Stored data:

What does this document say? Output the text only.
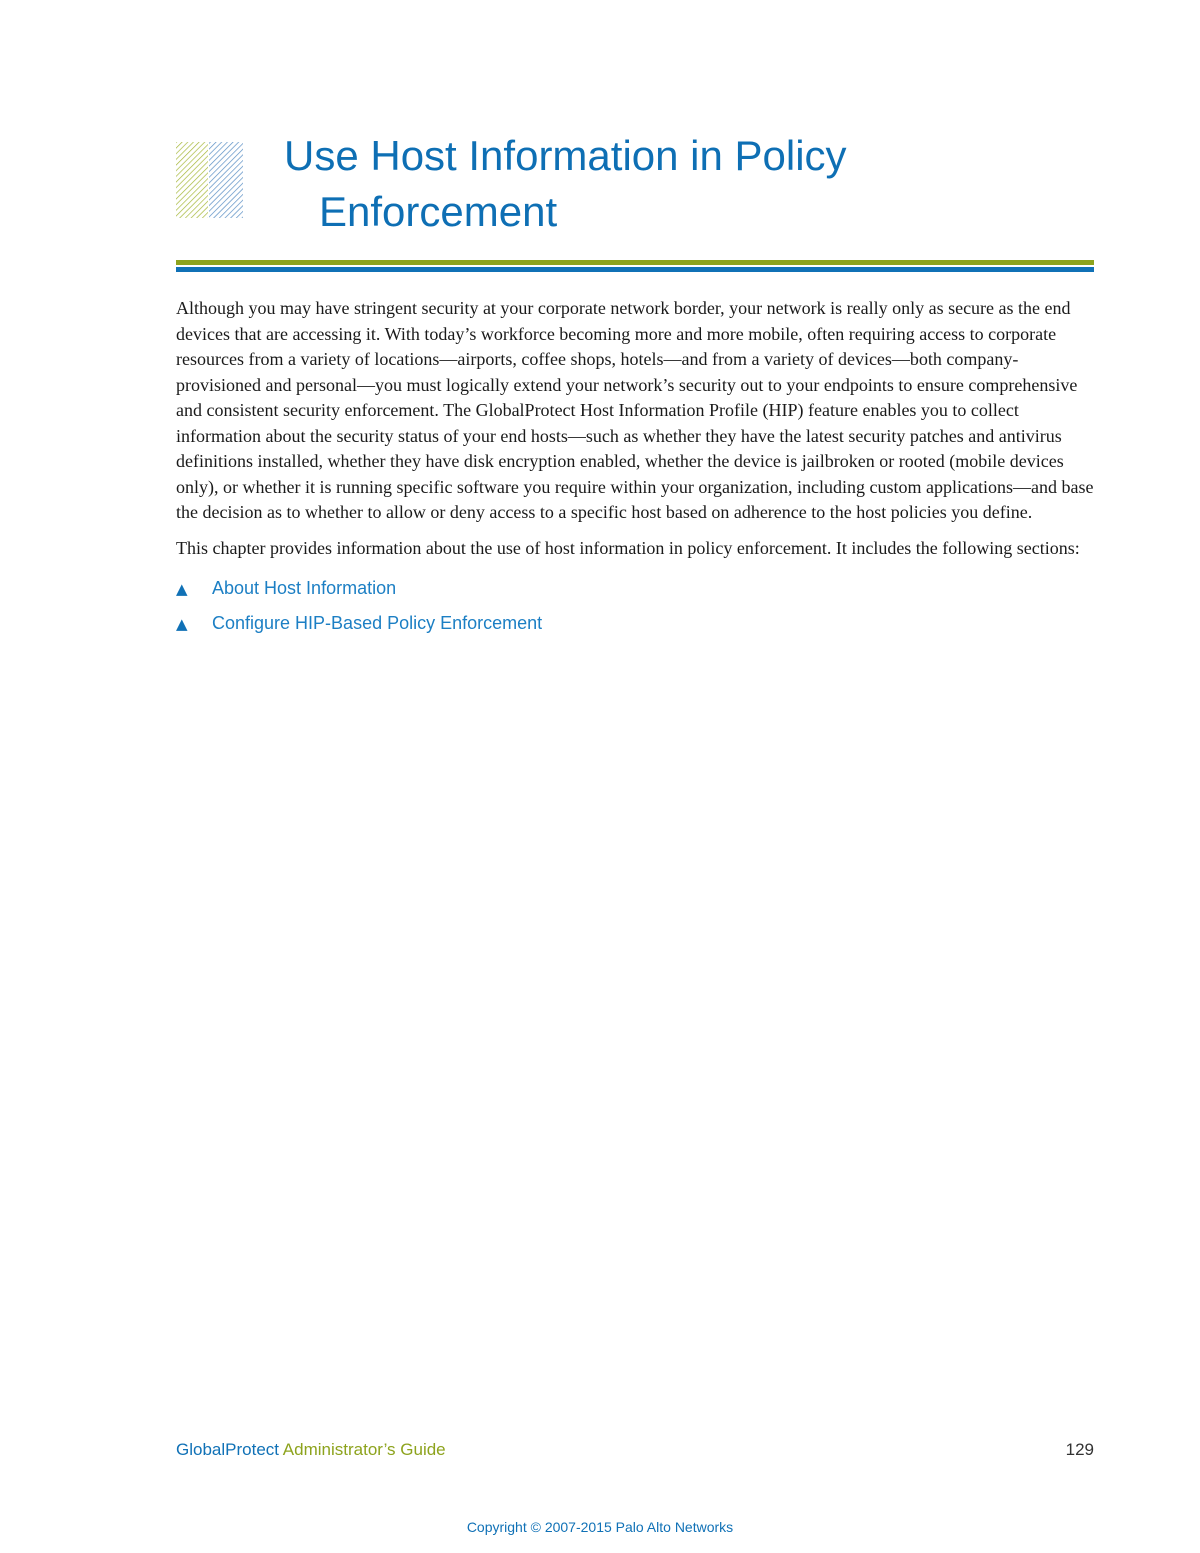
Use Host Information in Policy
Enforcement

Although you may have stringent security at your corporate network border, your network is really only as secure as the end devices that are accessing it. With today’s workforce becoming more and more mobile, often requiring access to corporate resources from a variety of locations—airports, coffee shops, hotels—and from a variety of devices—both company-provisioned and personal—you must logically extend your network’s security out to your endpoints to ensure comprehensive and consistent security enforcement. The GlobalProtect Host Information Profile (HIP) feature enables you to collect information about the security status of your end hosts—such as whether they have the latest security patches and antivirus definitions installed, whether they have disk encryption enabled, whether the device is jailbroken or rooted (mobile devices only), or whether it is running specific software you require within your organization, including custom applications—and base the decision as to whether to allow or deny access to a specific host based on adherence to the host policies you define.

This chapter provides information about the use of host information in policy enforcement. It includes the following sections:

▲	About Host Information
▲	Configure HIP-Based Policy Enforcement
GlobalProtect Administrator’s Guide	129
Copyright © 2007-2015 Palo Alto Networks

§ **EXERCISE BRIEF**:
Copy out all the records exactly as they read, and omit the pictures.

§ **OUTPUT**:
What does this document say? Output the text only.
Use Host Information in Policy
Enforcement

Although you may have stringent security at your corporate network border, your network is really only as secure as the end devices that are accessing it. With today’s workforce becoming more and more mobile, often requiring access to corporate resources from a variety of locations—airports, coffee shops, hotels—and from a variety of devices—both company-provisioned and personal—you must logically extend your network’s security out to your endpoints to ensure comprehensive and consistent security enforcement. The GlobalProtect Host Information Profile (HIP) feature enables you to collect information about the security status of your end hosts—such as whether they have the latest security patches and antivirus definitions installed, whether they have disk encryption enabled, whether the device is jailbroken or rooted (mobile devices only), or whether it is running specific software you require within your organization, including custom applications—and base the decision as to whether to allow or deny access to a specific host based on adherence to the host policies you define.

This chapter provides information about the use of host information in policy enforcement. It includes the following sections:

▲	About Host Information
▲	Configure HIP-Based Policy Enforcement
GlobalProtect Administrator’s Guide	129
Copyright © 2007-2015 Palo Alto Networks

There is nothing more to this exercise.